-- GIVEN DATA --
____________________
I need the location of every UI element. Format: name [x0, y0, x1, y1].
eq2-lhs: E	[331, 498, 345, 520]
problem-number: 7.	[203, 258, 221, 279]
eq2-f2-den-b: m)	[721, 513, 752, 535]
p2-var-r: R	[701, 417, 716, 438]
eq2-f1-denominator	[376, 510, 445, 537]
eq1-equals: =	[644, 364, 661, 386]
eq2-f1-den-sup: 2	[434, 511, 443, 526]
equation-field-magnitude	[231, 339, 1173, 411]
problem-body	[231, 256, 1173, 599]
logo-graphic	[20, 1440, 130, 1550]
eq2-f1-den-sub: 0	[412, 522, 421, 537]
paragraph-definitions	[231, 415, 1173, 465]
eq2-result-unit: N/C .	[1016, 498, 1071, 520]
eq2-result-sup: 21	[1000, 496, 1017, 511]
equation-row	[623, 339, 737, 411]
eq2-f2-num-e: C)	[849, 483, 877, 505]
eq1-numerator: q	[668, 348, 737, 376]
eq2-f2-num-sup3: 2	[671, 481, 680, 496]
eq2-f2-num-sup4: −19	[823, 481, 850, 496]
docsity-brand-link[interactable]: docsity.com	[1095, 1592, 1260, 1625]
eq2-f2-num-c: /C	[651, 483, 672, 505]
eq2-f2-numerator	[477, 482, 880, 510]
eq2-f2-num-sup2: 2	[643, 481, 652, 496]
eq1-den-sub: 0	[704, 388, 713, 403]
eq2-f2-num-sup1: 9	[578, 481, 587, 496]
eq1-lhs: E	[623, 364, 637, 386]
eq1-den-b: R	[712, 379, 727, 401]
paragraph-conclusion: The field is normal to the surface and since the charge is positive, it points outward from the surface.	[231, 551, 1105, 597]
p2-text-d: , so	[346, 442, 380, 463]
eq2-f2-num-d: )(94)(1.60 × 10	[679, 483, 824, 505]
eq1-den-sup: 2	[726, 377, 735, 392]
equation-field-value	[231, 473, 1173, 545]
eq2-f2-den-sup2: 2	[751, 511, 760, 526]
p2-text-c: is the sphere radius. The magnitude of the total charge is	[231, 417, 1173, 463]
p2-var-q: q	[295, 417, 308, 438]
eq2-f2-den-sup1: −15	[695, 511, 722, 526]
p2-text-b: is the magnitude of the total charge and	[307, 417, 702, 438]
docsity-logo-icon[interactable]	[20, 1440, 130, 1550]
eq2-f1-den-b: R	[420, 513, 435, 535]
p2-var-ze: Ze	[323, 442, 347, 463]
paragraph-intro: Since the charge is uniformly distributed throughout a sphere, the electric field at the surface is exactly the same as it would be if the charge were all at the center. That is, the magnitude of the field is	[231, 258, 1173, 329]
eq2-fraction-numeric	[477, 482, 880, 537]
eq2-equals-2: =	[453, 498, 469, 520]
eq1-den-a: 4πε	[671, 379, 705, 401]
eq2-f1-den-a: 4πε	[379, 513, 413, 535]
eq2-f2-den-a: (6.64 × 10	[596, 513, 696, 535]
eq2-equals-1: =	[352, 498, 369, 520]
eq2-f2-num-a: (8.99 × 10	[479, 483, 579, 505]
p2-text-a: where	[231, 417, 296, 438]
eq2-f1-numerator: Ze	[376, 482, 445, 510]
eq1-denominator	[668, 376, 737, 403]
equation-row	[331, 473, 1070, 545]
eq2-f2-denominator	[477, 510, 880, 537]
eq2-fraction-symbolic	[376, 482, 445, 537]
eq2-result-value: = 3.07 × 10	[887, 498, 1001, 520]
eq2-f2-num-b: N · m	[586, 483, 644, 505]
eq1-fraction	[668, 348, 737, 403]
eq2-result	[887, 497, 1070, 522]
____________________
Switch each occurrence of "sphere" in the entries above to "ball" and reproduce all of the entries with everything else unchanged.

-- FULL RESPONSE --
I need the location of every UI element. Format: name [x0, y0, x1, y1].
eq2-lhs: E	[331, 498, 345, 520]
problem-number: 7.	[203, 258, 221, 279]
eq2-f2-den-b: m)	[721, 513, 752, 535]
p2-var-r: R	[701, 417, 716, 438]
eq2-f1-denominator	[376, 510, 445, 537]
eq1-equals: =	[644, 364, 661, 386]
eq2-f1-den-sup: 2	[434, 511, 443, 526]
equation-field-magnitude	[231, 339, 1173, 411]
problem-body	[231, 256, 1173, 599]
logo-graphic	[20, 1440, 130, 1550]
eq2-f1-den-sub: 0	[412, 522, 421, 537]
paragraph-definitions	[231, 415, 1173, 465]
eq2-result-unit: N/C .	[1016, 498, 1071, 520]
eq2-result-sup: 21	[1000, 496, 1017, 511]
equation-row	[623, 339, 737, 411]
eq2-f2-num-e: C)	[849, 483, 877, 505]
eq1-numerator: q	[668, 348, 737, 376]
eq2-f2-num-sup3: 2	[671, 481, 680, 496]
eq2-f2-num-sup4: −19	[823, 481, 850, 496]
docsity-brand-link[interactable]: docsity.com	[1095, 1592, 1260, 1625]
eq2-f2-num-c: /C	[651, 483, 672, 505]
eq2-f2-numerator	[477, 482, 880, 510]
eq2-f2-num-sup2: 2	[643, 481, 652, 496]
eq1-den-sub: 0	[704, 388, 713, 403]
eq2-f2-num-sup1: 9	[578, 481, 587, 496]
eq1-lhs: E	[623, 364, 637, 386]
eq1-den-b: R	[712, 379, 727, 401]
paragraph-conclusion: The field is normal to the surface and since the charge is positive, it points outward from the surface.	[231, 551, 1105, 597]
p2-text-d: , so	[346, 442, 380, 463]
eq2-f2-num-d: )(94)(1.60 × 10	[679, 483, 824, 505]
eq1-den-sup: 2	[726, 377, 735, 392]
equation-field-value	[231, 473, 1173, 545]
eq2-f2-den-sup2: 2	[751, 511, 760, 526]
p2-text-c: is the ball radius. The magnitude of the total charge is	[231, 417, 1173, 463]
p2-var-q: q	[295, 417, 308, 438]
eq2-f2-den-sup1: −15	[695, 511, 722, 526]
p2-text-b: is the magnitude of the total charge and	[307, 417, 702, 438]
docsity-logo-icon[interactable]	[20, 1440, 130, 1550]
eq2-f1-den-b: R	[420, 513, 435, 535]
p2-var-ze: Ze	[323, 442, 347, 463]
paragraph-intro: Since the charge is uniformly distributed throughout a ball, the electric field at the surface is exactly the same as it would be if the charge were all at the center. That is, the magnitude of the field is	[231, 258, 1173, 329]
eq2-fraction-numeric	[477, 482, 880, 537]
eq2-equals-2: =	[453, 498, 469, 520]
eq1-den-a: 4πε	[671, 379, 705, 401]
eq2-f1-den-a: 4πε	[379, 513, 413, 535]
eq2-f2-den-a: (6.64 × 10	[596, 513, 696, 535]
eq2-equals-1: =	[352, 498, 369, 520]
eq2-f2-num-a: (8.99 × 10	[479, 483, 579, 505]
p2-text-a: where	[231, 417, 296, 438]
eq2-f1-numerator: Ze	[376, 482, 445, 510]
eq1-denominator	[668, 376, 737, 403]
equation-row	[331, 473, 1070, 545]
eq2-f2-denominator	[477, 510, 880, 537]
eq2-fraction-symbolic	[376, 482, 445, 537]
eq2-result-value: = 3.07 × 10	[887, 498, 1001, 520]
eq2-f2-num-b: N · m	[586, 483, 644, 505]
eq1-fraction	[668, 348, 737, 403]
eq2-result	[887, 497, 1070, 522]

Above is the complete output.